■ **Your objective**:
Extract from the listing below every line that contains the string "Text".

(A block of data)
**********

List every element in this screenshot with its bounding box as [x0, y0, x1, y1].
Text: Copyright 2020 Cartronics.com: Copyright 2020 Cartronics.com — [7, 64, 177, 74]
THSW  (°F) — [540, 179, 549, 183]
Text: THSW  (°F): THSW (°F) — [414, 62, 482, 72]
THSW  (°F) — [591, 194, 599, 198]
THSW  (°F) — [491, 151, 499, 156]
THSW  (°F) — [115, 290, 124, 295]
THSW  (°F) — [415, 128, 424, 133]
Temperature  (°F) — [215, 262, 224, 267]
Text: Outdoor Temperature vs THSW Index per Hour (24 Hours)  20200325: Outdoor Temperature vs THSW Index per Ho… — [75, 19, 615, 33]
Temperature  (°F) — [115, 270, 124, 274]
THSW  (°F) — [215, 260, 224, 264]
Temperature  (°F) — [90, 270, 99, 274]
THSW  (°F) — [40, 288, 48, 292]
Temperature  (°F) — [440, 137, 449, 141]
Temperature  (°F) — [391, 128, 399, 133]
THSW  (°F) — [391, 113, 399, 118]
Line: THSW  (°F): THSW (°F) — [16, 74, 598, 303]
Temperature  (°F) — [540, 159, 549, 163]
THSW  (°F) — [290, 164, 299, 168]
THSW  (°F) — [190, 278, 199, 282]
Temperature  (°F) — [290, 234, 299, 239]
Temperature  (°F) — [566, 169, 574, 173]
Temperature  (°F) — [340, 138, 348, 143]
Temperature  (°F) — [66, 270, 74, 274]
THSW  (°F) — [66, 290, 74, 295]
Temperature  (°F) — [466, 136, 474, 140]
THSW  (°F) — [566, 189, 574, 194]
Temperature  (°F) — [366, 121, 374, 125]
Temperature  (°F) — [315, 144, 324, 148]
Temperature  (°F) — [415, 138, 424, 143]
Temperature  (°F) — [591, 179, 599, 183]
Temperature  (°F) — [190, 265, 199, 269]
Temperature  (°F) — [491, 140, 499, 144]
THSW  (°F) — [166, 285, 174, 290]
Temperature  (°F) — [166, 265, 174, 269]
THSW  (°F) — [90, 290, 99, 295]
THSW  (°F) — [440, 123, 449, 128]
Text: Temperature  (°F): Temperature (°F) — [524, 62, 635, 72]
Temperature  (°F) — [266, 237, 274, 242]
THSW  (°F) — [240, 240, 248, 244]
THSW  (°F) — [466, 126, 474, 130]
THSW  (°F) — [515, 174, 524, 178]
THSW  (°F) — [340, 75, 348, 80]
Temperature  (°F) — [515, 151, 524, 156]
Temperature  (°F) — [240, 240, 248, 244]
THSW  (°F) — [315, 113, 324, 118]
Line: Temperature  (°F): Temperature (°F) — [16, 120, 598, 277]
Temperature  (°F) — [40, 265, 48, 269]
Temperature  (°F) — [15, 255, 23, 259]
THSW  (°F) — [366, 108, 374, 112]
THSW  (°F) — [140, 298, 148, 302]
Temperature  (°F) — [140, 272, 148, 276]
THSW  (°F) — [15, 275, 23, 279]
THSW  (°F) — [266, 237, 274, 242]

**********

■ **Solution**:
Text: Copyright 2020 Cartronics.com: Copyright 2020 Cartronics.com — [7, 64, 177, 74]
Text: THSW  (°F): THSW (°F) — [414, 62, 482, 72]
Text: Outdoor Temperature vs THSW Index per Hour (24 Hours)  20200325: Outdoor Temperature vs THSW Index per Ho… — [75, 19, 615, 33]
Text: Temperature  (°F): Temperature (°F) — [524, 62, 635, 72]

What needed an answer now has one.